● **Exercise instructions**:
Show only lines that include "noise".
----- Materials provided
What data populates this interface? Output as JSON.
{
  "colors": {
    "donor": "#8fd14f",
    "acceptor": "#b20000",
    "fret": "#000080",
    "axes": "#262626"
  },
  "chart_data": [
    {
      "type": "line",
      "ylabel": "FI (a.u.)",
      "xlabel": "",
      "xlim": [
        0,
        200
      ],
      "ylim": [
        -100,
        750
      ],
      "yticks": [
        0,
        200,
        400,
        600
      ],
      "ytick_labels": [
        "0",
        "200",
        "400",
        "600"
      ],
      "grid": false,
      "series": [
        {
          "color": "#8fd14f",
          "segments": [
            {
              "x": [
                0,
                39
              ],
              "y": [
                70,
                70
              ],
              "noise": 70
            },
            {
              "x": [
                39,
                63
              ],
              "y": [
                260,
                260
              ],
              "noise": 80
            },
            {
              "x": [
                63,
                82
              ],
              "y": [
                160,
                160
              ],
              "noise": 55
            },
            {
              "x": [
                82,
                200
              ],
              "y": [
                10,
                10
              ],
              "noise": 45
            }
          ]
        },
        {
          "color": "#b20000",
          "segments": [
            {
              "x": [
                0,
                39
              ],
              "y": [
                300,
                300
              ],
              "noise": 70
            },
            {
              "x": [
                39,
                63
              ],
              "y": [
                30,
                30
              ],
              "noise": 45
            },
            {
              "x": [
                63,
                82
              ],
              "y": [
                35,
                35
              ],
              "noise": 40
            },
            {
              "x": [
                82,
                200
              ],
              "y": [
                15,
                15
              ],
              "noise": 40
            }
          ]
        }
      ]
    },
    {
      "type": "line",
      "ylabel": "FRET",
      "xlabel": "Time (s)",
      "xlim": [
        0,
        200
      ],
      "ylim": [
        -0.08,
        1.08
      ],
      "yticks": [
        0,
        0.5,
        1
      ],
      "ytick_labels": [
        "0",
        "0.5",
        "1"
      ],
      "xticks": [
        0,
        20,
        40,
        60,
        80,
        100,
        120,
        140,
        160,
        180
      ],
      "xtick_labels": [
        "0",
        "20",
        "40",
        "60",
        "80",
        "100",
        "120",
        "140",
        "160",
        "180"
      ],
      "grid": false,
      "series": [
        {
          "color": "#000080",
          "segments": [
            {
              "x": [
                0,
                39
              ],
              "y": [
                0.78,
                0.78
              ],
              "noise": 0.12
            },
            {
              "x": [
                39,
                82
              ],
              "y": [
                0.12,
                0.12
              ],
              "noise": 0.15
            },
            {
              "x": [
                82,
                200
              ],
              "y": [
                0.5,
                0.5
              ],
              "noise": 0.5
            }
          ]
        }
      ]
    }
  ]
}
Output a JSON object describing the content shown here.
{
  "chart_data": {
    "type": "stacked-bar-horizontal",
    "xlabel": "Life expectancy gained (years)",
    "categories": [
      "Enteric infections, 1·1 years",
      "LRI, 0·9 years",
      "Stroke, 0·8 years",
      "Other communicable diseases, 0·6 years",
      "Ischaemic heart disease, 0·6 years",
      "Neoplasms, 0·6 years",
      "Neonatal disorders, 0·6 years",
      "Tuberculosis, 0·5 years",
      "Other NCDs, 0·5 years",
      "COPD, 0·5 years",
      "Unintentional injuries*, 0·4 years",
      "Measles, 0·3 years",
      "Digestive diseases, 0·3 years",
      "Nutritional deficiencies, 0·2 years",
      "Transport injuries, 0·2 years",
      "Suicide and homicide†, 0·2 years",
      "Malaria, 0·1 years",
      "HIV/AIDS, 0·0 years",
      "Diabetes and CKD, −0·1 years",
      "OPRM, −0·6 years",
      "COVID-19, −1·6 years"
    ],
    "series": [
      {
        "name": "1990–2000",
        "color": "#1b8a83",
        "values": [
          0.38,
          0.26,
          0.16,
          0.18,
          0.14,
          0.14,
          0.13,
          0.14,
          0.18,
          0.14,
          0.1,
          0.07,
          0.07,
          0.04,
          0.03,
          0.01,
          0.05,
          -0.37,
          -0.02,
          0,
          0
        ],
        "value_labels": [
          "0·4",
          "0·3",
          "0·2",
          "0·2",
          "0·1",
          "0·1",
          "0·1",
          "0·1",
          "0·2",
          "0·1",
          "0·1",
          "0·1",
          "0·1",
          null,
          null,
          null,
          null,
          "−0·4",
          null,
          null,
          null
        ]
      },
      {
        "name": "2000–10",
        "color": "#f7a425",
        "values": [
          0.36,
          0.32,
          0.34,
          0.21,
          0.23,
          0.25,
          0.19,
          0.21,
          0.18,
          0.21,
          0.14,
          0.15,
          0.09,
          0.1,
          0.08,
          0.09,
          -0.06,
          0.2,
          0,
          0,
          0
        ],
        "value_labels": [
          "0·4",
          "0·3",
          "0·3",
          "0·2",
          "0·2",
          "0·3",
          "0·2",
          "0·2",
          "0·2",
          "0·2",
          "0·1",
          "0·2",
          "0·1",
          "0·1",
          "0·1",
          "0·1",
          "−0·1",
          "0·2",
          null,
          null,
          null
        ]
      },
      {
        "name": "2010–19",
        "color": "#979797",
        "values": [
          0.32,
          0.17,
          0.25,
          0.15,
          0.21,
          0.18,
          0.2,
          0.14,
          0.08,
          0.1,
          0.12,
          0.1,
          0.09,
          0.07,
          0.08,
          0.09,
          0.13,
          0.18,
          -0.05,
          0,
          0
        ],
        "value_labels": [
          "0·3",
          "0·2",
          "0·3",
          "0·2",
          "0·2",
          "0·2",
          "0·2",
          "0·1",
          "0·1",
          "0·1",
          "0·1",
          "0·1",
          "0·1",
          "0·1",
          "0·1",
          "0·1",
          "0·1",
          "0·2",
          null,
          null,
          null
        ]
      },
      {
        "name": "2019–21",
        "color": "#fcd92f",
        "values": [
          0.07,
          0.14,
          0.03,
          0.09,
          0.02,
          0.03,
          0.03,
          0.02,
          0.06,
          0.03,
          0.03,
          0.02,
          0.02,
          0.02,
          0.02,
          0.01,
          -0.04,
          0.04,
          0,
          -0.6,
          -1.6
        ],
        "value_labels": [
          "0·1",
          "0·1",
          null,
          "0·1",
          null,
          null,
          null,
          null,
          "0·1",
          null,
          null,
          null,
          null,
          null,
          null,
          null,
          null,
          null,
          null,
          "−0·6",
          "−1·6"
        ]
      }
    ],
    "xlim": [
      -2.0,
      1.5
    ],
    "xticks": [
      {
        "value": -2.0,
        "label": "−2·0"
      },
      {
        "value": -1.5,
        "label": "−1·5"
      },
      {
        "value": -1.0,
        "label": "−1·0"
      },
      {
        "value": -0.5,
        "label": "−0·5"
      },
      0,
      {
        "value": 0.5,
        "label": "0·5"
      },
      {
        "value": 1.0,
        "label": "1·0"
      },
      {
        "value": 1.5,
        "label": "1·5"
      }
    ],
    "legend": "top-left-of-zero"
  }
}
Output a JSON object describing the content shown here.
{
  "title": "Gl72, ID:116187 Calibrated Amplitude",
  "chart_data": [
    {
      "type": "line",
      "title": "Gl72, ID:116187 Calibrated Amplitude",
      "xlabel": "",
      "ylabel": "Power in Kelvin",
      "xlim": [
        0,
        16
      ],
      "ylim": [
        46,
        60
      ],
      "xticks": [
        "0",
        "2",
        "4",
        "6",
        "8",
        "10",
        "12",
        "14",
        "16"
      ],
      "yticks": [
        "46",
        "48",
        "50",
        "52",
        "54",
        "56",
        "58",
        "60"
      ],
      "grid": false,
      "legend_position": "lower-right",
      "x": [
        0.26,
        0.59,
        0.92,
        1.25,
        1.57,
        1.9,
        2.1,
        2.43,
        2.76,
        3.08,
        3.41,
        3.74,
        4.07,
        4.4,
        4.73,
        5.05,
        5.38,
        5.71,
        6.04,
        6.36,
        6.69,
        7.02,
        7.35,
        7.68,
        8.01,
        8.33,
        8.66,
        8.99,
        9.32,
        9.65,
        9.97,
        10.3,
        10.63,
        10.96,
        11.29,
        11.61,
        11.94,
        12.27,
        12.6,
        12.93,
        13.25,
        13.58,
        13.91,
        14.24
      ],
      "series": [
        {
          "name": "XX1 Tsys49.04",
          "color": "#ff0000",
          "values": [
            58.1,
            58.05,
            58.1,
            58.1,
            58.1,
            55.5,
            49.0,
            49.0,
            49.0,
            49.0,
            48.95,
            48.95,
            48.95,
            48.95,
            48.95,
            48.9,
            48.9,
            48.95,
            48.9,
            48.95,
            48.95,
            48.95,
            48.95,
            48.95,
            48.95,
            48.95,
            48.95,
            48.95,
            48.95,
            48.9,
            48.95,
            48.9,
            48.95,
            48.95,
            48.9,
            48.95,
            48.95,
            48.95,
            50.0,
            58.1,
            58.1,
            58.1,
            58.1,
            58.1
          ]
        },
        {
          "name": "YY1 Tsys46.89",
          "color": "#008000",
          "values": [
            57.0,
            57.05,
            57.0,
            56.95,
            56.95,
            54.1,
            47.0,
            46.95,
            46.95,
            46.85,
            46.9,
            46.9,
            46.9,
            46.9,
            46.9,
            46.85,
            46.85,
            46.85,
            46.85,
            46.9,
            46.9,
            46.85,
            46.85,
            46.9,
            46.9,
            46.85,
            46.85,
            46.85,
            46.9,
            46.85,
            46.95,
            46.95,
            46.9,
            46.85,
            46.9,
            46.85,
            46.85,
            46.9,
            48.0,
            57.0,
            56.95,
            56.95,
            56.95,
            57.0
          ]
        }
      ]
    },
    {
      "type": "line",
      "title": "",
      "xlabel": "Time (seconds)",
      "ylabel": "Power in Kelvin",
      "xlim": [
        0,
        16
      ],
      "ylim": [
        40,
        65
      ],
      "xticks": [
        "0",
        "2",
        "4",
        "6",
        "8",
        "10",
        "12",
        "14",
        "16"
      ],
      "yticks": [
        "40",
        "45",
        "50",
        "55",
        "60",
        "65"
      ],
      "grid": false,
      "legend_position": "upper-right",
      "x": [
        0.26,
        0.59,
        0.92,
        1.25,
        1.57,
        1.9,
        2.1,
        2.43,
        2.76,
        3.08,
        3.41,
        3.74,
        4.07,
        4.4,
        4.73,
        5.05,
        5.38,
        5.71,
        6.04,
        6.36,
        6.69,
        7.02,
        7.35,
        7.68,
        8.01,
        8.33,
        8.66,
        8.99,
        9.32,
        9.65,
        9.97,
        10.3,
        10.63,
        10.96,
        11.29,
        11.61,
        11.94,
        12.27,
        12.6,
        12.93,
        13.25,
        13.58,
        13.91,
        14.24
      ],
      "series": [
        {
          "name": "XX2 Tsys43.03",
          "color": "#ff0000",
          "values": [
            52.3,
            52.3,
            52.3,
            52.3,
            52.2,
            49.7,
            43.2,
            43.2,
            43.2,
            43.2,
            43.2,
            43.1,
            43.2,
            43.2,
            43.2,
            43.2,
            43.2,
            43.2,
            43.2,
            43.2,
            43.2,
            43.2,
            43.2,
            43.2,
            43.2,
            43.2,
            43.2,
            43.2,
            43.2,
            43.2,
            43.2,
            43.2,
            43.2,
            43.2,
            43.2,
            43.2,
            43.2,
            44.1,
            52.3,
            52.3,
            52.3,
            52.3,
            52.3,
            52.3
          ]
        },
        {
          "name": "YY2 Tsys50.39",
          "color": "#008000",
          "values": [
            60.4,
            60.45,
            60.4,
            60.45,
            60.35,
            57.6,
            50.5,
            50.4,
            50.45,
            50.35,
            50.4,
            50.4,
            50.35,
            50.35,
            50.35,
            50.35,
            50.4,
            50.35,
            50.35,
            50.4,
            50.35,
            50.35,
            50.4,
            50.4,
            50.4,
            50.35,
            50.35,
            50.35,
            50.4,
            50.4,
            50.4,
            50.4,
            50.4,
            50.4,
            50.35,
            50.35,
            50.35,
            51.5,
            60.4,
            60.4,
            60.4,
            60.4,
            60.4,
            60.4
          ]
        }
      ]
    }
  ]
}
----------
● **Answer to this problem**:
              "noise": 70
              "noise": 80
              "noise": 55
              "noise": 45
              "noise": 70
              "noise": 45
              "noise": 40
              "noise": 40
              "noise": 0.12
              "noise": 0.15
              "noise": 0.5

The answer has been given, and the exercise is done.